(Dataset excerpt)
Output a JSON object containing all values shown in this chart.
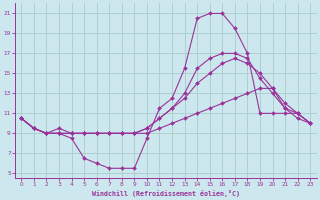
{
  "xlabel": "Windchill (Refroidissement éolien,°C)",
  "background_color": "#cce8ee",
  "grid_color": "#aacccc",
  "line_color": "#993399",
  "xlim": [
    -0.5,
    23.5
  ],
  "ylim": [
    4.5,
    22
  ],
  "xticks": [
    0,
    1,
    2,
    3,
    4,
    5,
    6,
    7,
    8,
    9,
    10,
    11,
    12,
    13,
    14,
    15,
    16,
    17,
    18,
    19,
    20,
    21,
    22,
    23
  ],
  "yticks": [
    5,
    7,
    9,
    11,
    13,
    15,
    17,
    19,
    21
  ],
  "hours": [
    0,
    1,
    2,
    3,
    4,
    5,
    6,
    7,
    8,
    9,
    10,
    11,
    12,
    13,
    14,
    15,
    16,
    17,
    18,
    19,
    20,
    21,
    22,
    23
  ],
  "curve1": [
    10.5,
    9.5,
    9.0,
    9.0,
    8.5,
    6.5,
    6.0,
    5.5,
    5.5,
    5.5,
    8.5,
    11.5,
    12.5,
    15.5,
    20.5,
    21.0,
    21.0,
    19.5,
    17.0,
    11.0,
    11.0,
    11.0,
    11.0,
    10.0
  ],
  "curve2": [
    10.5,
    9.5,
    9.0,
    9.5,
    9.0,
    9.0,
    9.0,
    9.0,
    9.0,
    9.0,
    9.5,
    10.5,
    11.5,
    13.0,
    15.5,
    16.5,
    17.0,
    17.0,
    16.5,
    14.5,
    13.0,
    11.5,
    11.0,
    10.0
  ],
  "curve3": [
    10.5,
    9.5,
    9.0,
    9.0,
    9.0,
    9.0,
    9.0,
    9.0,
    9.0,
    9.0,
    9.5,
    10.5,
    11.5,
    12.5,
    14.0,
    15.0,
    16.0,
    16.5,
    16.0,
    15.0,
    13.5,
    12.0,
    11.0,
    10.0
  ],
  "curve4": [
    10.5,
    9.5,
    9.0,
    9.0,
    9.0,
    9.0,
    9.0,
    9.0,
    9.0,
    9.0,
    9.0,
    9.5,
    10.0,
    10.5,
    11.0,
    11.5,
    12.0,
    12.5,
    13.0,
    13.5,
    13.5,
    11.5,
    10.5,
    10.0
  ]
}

==

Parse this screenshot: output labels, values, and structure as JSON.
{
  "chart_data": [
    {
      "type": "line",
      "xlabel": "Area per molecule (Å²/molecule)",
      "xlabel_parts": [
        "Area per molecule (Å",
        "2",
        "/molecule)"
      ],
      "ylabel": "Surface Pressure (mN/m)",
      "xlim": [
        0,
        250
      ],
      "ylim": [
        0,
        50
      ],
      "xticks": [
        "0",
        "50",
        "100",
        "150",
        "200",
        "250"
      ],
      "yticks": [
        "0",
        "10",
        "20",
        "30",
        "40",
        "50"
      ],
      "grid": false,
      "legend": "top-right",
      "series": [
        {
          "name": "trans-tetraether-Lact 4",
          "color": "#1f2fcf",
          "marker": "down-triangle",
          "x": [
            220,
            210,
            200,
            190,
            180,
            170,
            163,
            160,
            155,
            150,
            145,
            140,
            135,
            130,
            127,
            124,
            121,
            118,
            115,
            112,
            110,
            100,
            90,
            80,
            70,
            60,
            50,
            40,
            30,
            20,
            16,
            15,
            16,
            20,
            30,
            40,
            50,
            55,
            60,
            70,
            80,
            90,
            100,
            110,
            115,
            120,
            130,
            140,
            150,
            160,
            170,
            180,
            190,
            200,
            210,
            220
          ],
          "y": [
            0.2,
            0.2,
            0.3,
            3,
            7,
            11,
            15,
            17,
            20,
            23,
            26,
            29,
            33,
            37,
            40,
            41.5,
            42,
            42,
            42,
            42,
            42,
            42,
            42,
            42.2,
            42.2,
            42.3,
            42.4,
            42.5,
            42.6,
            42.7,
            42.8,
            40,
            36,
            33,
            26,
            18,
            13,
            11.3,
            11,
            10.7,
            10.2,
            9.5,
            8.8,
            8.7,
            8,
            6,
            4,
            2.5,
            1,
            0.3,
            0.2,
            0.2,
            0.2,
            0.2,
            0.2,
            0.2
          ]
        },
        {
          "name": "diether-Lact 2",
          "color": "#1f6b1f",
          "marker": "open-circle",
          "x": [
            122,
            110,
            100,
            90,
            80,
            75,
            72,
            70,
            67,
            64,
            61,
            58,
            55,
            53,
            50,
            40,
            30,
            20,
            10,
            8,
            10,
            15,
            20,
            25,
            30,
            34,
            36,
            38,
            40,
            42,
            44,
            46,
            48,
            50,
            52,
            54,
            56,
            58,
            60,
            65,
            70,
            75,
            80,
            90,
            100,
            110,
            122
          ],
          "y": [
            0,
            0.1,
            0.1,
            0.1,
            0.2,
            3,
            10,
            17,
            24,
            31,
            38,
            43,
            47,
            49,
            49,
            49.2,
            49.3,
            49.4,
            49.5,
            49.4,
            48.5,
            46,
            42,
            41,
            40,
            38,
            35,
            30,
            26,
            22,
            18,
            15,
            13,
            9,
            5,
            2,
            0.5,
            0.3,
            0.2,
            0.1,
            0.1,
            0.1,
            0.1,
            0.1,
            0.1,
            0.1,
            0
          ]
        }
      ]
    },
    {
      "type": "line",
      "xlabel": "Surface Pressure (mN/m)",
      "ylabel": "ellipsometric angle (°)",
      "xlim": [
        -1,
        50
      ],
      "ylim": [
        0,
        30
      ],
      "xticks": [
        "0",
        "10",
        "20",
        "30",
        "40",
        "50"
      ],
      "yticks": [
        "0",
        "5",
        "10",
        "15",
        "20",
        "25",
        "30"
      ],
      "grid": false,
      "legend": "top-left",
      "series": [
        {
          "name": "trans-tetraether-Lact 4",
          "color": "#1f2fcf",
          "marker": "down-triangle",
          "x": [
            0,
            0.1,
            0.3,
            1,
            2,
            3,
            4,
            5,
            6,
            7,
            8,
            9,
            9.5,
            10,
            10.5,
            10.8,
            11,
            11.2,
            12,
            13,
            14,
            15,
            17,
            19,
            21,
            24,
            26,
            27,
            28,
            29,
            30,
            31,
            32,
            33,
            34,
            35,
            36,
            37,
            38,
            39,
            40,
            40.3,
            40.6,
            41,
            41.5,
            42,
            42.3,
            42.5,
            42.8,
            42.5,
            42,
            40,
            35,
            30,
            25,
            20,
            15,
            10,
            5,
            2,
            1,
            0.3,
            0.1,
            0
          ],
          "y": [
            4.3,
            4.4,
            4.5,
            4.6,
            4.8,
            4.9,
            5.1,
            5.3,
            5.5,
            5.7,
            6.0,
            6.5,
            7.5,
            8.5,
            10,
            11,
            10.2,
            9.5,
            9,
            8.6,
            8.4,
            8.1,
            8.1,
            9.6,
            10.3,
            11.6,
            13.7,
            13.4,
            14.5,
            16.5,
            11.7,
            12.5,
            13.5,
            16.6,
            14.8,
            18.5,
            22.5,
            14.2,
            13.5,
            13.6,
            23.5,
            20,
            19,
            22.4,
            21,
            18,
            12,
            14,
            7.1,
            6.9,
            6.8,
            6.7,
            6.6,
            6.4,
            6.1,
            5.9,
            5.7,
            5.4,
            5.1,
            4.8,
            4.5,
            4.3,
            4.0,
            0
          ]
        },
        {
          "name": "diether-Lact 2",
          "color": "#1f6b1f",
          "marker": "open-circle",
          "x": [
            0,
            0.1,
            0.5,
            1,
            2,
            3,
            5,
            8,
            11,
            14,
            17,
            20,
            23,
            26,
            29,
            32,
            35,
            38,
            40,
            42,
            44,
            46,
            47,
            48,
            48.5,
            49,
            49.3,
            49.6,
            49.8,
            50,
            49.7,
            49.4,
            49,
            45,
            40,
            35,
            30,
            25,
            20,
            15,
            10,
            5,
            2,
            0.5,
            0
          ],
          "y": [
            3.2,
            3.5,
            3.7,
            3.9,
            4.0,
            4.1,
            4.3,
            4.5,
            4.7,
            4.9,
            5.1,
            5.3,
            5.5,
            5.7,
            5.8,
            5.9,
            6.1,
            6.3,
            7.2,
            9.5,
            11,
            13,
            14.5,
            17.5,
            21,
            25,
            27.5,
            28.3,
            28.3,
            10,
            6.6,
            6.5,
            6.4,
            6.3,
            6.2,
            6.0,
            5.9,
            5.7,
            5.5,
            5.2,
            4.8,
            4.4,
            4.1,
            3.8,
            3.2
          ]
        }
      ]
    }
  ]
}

---

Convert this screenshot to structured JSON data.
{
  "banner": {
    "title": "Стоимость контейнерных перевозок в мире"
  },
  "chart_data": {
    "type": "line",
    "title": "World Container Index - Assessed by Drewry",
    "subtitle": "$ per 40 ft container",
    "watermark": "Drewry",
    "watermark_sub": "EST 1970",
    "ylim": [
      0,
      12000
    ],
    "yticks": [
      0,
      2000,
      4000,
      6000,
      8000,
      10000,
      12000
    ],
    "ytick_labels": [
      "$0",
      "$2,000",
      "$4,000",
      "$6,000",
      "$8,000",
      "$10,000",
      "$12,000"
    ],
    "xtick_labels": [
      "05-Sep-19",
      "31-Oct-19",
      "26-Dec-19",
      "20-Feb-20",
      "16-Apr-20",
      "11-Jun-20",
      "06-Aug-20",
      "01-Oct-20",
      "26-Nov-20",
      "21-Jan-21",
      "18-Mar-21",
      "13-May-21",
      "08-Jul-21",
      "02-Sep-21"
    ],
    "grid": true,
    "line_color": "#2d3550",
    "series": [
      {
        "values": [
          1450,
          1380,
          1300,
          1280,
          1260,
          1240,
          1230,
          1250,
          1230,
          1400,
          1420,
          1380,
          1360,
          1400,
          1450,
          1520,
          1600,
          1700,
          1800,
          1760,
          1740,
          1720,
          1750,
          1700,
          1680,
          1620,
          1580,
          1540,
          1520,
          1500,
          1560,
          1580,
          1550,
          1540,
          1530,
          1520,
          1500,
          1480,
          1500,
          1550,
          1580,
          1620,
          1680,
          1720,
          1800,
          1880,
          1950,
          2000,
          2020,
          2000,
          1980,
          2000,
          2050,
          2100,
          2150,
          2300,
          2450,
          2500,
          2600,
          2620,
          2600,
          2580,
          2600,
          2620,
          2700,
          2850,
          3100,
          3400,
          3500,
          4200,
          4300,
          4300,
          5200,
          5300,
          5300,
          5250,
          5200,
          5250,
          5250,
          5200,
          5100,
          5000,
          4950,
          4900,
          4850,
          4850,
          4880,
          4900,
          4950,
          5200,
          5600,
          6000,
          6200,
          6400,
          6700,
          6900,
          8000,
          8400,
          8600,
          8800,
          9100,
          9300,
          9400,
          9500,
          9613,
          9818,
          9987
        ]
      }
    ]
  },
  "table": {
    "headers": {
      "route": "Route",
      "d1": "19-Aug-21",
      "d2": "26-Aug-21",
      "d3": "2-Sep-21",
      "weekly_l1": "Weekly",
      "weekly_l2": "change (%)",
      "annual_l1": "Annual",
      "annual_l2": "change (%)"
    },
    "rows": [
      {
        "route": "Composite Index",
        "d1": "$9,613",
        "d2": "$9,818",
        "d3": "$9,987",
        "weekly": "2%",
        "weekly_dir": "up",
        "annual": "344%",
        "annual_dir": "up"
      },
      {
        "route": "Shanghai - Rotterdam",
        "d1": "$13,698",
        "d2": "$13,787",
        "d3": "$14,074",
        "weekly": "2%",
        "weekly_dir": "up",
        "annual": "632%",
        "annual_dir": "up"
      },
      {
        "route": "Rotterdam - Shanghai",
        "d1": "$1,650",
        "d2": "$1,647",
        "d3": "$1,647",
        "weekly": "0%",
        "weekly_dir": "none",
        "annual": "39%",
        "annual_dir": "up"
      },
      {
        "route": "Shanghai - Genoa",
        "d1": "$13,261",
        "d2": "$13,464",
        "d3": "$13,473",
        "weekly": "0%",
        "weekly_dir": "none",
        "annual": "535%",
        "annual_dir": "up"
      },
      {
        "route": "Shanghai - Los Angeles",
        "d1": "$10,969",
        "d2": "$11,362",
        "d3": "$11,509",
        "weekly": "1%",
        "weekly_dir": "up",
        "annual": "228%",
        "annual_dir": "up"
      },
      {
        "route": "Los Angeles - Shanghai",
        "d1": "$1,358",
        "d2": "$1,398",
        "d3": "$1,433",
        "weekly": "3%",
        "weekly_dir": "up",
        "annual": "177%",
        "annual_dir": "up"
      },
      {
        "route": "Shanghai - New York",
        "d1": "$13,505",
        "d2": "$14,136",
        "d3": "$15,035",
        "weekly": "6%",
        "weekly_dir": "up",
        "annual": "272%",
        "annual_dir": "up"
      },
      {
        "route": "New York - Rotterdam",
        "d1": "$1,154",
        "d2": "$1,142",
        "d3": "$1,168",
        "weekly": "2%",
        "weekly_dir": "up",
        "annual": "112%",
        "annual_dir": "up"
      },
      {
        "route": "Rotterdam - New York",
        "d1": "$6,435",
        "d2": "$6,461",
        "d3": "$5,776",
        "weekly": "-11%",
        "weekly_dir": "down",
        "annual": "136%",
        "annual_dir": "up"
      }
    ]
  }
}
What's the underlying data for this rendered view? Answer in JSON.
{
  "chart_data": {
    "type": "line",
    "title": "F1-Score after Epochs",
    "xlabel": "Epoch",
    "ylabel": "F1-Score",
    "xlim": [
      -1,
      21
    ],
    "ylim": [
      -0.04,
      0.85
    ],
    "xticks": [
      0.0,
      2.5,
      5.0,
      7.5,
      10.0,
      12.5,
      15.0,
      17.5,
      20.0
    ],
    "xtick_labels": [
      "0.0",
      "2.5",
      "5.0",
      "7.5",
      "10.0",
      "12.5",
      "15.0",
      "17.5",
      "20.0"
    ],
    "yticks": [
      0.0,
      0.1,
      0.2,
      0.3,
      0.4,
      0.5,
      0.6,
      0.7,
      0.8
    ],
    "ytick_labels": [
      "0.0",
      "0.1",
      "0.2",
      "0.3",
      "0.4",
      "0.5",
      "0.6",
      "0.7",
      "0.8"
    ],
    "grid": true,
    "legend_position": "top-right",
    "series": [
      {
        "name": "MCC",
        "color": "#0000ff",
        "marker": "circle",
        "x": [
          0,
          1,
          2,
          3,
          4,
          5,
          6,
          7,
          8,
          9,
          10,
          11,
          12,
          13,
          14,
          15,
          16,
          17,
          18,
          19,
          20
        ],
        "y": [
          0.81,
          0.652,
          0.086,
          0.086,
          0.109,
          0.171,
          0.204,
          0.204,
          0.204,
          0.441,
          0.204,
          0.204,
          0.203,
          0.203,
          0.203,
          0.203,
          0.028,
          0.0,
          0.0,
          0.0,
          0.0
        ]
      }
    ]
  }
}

WHAT THE TASK ASKS.
In how many lines does the word "Index" appear? Respond with the number alone.

TASK RESULT.
2